Write out every one of the records below word for word, but leave the pictures out.

**Data shown**
================
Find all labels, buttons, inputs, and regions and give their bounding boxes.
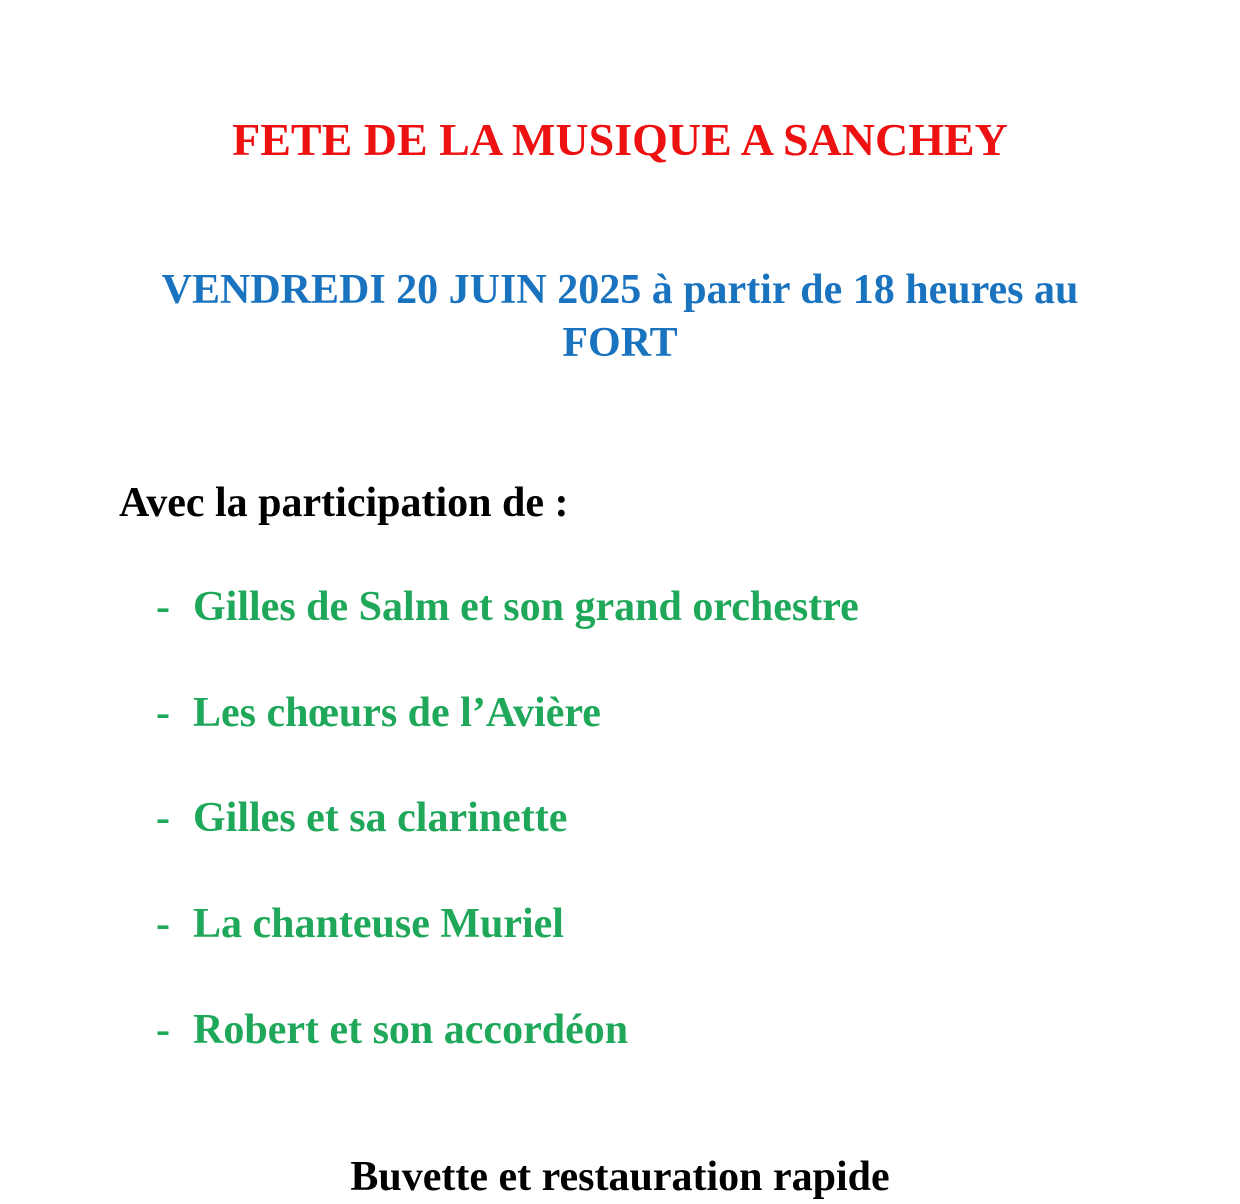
performer-name: Robert et son accordéon [193,1007,629,1053]
performer-name: Gilles et sa clarinette [193,795,568,841]
participation-intro: Avec la participation de : [119,480,569,526]
bullet-dash: - [156,690,170,736]
event-date-line-1: VENDREDI 20 JUIN 2025 à partir de 18 heures au [161,267,1079,313]
bullet-dash: - [156,795,170,841]
bullet-dash: - [156,584,170,630]
bullet-dash: - [156,1007,170,1053]
refreshments-note: Buvette et restauration rapide [350,1154,890,1200]
performer-name: Gilles de Salm et son grand orchestre [193,584,859,630]
bullet-dash: - [156,901,170,947]
event-date-time [0,264,1240,370]
performer-name: Les chœurs de l’Avière [193,690,601,736]
performer-name: La chanteuse Muriel [193,901,564,947]
event-date-line-2: FORT [562,320,678,366]
event-title: FETE DE LA MUSIQUE A SANCHEY [232,114,1008,165]
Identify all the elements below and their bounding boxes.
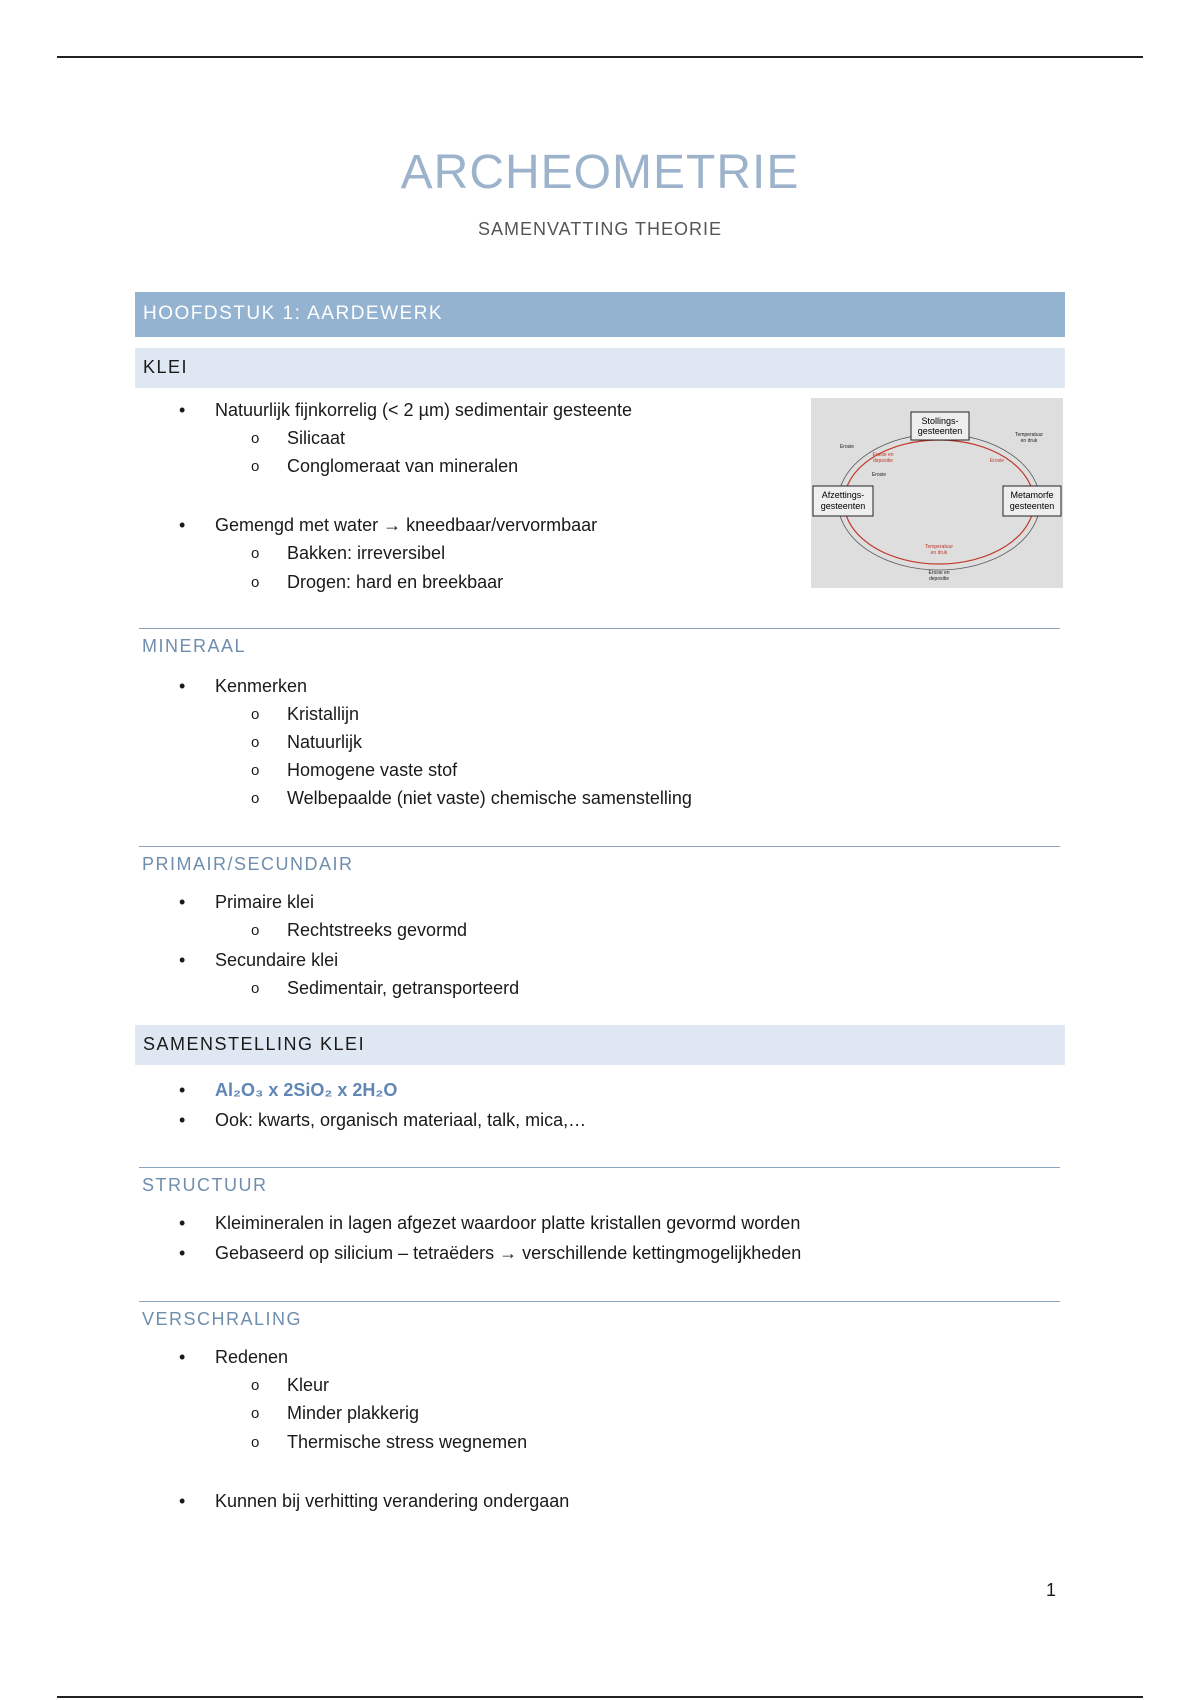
================
**Answer to this problem**
Find all labels, buttons, inputs, and regions and give their bounding boxes.
performer-name: Robert et son accordéon [193,1007,629,1053]
performer-name: Gilles et sa clarinette [193,795,568,841]
participation-intro: Avec la participation de : [119,480,569,526]
bullet-dash: - [156,690,170,736]
event-date-line-1: VENDREDI 20 JUIN 2025 à partir de 18 heures au [161,267,1079,313]
bullet-dash: - [156,795,170,841]
bullet-dash: - [156,584,170,630]
bullet-dash: - [156,1007,170,1053]
refreshments-note: Buvette et restauration rapide [350,1154,890,1200]
performer-name: Gilles de Salm et son grand orchestre [193,584,859,630]
bullet-dash: - [156,901,170,947]
event-date-time [0,264,1240,370]
performer-name: Les chœurs de l’Avière [193,690,601,736]
performer-name: La chanteuse Muriel [193,901,564,947]
event-date-line-2: FORT [562,320,678,366]
event-title: FETE DE LA MUSIQUE A SANCHEY [232,114,1008,165]
Identify all the elements below and their bounding boxes.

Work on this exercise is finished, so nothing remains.